(RECORDS SUPPLIED)
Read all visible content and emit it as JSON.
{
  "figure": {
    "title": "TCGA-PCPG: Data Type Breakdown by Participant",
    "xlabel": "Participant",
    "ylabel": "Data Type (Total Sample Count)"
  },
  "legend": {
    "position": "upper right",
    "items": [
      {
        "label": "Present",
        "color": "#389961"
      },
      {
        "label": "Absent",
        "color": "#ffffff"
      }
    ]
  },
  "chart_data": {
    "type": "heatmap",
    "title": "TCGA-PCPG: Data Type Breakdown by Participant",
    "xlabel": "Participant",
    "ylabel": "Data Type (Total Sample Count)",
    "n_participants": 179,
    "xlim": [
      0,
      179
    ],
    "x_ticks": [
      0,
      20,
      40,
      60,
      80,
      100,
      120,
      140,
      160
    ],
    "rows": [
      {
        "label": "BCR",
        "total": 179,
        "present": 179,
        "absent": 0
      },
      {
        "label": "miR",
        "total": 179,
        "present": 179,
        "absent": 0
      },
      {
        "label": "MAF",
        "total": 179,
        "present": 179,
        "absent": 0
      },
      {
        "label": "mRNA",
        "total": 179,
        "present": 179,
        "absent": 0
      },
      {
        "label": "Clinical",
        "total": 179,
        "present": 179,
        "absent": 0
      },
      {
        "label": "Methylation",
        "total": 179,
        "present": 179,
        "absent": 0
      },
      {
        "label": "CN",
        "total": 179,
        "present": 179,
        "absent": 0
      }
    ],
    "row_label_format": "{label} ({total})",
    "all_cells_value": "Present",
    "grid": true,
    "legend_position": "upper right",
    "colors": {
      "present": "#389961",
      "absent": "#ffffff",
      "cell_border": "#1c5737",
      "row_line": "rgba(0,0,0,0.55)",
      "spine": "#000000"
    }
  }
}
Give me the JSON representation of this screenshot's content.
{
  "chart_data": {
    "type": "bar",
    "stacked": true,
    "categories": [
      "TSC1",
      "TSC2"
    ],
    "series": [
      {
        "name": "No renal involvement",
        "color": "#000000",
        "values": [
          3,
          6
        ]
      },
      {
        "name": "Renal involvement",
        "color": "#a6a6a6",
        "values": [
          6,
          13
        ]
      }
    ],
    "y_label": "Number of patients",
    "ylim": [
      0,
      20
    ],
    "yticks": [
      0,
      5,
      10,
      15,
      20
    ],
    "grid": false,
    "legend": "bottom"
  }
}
(End RECORDS SUPPLIED)
AIM OF THE EXERCISE:
Throughout the material above, find lines holding the word "Sample", then copy them.

ANSWER SECTION:
    "ylabel": "Data Type (Total Sample Count)"
    "ylabel": "Data Type (Total Sample Count)",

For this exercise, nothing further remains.